Excerpt from a dataset
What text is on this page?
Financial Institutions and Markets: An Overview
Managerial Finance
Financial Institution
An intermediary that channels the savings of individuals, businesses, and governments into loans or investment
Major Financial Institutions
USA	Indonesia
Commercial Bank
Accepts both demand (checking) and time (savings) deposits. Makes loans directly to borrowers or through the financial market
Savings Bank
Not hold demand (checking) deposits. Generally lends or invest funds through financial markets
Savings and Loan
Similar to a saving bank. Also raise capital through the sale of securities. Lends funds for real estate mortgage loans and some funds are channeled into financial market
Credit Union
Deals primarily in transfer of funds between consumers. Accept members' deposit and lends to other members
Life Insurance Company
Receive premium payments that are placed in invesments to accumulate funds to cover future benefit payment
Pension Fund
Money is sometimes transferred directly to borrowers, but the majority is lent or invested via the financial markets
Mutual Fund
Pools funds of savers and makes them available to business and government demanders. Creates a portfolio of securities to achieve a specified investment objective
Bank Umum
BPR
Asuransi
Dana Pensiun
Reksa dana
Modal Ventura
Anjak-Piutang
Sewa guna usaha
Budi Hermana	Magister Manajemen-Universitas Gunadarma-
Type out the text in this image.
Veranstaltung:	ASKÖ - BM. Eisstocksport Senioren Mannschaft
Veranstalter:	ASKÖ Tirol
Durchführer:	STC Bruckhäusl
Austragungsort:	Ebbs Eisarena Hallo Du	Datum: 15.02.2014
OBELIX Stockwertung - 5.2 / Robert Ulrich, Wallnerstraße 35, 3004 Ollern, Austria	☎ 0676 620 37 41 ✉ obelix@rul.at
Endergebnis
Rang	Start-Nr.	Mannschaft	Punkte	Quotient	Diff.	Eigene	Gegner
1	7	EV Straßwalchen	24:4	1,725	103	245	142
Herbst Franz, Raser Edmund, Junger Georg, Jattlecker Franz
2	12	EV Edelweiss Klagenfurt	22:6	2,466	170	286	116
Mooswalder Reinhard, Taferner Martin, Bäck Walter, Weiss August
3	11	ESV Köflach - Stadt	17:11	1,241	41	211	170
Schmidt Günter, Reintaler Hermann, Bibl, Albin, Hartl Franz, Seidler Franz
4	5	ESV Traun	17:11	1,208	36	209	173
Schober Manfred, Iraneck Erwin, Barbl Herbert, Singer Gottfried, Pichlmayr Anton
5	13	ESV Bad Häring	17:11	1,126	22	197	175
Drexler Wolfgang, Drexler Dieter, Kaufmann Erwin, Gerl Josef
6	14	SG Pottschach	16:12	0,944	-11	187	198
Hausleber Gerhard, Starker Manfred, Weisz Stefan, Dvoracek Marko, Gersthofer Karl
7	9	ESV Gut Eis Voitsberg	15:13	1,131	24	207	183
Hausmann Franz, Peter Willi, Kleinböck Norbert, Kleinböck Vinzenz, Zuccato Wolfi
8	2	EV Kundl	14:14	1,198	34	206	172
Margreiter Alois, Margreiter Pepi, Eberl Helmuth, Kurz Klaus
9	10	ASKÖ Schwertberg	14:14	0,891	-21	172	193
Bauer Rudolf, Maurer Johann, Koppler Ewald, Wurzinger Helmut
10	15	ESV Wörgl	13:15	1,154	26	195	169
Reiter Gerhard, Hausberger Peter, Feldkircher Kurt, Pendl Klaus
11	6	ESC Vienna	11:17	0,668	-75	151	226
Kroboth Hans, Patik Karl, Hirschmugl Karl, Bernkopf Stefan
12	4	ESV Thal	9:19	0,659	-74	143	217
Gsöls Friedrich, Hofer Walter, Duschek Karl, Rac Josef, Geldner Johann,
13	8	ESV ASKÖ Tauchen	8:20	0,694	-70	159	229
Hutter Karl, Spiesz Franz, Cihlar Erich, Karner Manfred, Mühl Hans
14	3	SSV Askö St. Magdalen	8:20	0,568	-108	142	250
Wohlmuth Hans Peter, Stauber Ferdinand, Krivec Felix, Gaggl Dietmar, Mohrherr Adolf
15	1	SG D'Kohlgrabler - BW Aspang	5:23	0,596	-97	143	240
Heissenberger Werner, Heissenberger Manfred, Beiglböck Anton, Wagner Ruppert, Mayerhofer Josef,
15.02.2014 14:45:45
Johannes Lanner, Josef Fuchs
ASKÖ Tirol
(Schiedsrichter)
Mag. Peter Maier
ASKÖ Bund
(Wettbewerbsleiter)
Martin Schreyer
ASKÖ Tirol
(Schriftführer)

WHAT YOU WILL DO ▸
Scan the data above; copy every line where "Gerhard" appears.

RESPONSE ▸
Hausleber Gerhard, Starker Manfred, Weisz Stefan, Dvoracek Marko, Gersthofer Karl
Reiter Gerhard, Hausberger Peter, Feldkircher Kurt, Pendl Klaus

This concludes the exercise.